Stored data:
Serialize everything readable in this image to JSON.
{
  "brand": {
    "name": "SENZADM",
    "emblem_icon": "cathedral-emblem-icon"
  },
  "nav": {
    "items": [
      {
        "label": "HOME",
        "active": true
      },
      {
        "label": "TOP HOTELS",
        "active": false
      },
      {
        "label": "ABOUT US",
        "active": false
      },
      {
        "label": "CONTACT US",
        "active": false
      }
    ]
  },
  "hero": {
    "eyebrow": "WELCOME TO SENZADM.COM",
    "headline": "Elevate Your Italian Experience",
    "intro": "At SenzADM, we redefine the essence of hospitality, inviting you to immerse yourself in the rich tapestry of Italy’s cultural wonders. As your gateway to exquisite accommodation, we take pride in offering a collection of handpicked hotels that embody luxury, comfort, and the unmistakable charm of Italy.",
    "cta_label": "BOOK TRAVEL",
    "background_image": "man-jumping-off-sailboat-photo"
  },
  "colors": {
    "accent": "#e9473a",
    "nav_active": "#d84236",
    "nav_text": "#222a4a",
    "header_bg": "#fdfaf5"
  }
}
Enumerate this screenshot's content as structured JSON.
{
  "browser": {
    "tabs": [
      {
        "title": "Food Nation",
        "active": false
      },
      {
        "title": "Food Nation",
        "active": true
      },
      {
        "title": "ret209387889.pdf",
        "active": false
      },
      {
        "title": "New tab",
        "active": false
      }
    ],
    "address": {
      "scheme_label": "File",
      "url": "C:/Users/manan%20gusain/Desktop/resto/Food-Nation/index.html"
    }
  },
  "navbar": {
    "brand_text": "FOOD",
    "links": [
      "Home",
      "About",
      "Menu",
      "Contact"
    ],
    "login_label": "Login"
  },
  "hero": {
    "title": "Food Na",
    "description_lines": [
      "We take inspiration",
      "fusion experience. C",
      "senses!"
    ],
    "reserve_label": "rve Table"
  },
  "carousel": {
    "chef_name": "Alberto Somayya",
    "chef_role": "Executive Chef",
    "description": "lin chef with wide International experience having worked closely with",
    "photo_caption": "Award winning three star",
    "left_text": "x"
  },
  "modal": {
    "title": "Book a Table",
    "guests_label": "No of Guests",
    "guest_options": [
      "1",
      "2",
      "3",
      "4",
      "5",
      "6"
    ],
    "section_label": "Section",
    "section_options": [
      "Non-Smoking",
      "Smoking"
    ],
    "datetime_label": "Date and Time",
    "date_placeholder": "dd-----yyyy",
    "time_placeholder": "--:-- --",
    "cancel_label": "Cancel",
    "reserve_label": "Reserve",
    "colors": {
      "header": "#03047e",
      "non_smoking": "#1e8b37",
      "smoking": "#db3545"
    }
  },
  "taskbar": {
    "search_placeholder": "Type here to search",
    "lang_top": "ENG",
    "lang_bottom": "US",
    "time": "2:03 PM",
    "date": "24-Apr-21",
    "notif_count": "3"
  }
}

* _OBJECTIVE_
Exactly as they are written, print the entries again.

* _RESULT OF THIS EXERCISE_
Serialize everything readable in this image to JSON.
{
  "brand": {
    "name": "SENZADM",
    "emblem_icon": "cathedral-emblem-icon"
  },
  "nav": {
    "items": [
      {
        "label": "HOME",
        "active": true
      },
      {
        "label": "TOP HOTELS",
        "active": false
      },
      {
        "label": "ABOUT US",
        "active": false
      },
      {
        "label": "CONTACT US",
        "active": false
      }
    ]
  },
  "hero": {
    "eyebrow": "WELCOME TO SENZADM.COM",
    "headline": "Elevate Your Italian Experience",
    "intro": "At SenzADM, we redefine the essence of hospitality, inviting you to immerse yourself in the rich tapestry of Italy’s cultural wonders. As your gateway to exquisite accommodation, we take pride in offering a collection of handpicked hotels that embody luxury, comfort, and the unmistakable charm of Italy.",
    "cta_label": "BOOK TRAVEL",
    "background_image": "man-jumping-off-sailboat-photo"
  },
  "colors": {
    "accent": "#e9473a",
    "nav_active": "#d84236",
    "nav_text": "#222a4a",
    "header_bg": "#fdfaf5"
  }
}
Enumerate this screenshot's content as structured JSON.
{
  "browser": {
    "tabs": [
      {
        "title": "Food Nation",
        "active": false
      },
      {
        "title": "Food Nation",
        "active": true
      },
      {
        "title": "ret209387889.pdf",
        "active": false
      },
      {
        "title": "New tab",
        "active": false
      }
    ],
    "address": {
      "scheme_label": "File",
      "url": "C:/Users/manan%20gusain/Desktop/resto/Food-Nation/index.html"
    }
  },
  "navbar": {
    "brand_text": "FOOD",
    "links": [
      "Home",
      "About",
      "Menu",
      "Contact"
    ],
    "login_label": "Login"
  },
  "hero": {
    "title": "Food Na",
    "description_lines": [
      "We take inspiration",
      "fusion experience. C",
      "senses!"
    ],
    "reserve_label": "rve Table"
  },
  "carousel": {
    "chef_name": "Alberto Somayya",
    "chef_role": "Executive Chef",
    "description": "lin chef with wide International experience having worked closely with",
    "photo_caption": "Award winning three star",
    "left_text": "x"
  },
  "modal": {
    "title": "Book a Table",
    "guests_label": "No of Guests",
    "guest_options": [
      "1",
      "2",
      "3",
      "4",
      "5",
      "6"
    ],
    "section_label": "Section",
    "section_options": [
      "Non-Smoking",
      "Smoking"
    ],
    "datetime_label": "Date and Time",
    "date_placeholder": "dd-----yyyy",
    "time_placeholder": "--:-- --",
    "cancel_label": "Cancel",
    "reserve_label": "Reserve",
    "colors": {
      "header": "#03047e",
      "non_smoking": "#1e8b37",
      "smoking": "#db3545"
    }
  },
  "taskbar": {
    "search_placeholder": "Type here to search",
    "lang_top": "ENG",
    "lang_bottom": "US",
    "time": "2:03 PM",
    "date": "24-Apr-21",
    "notif_count": "3"
  }
}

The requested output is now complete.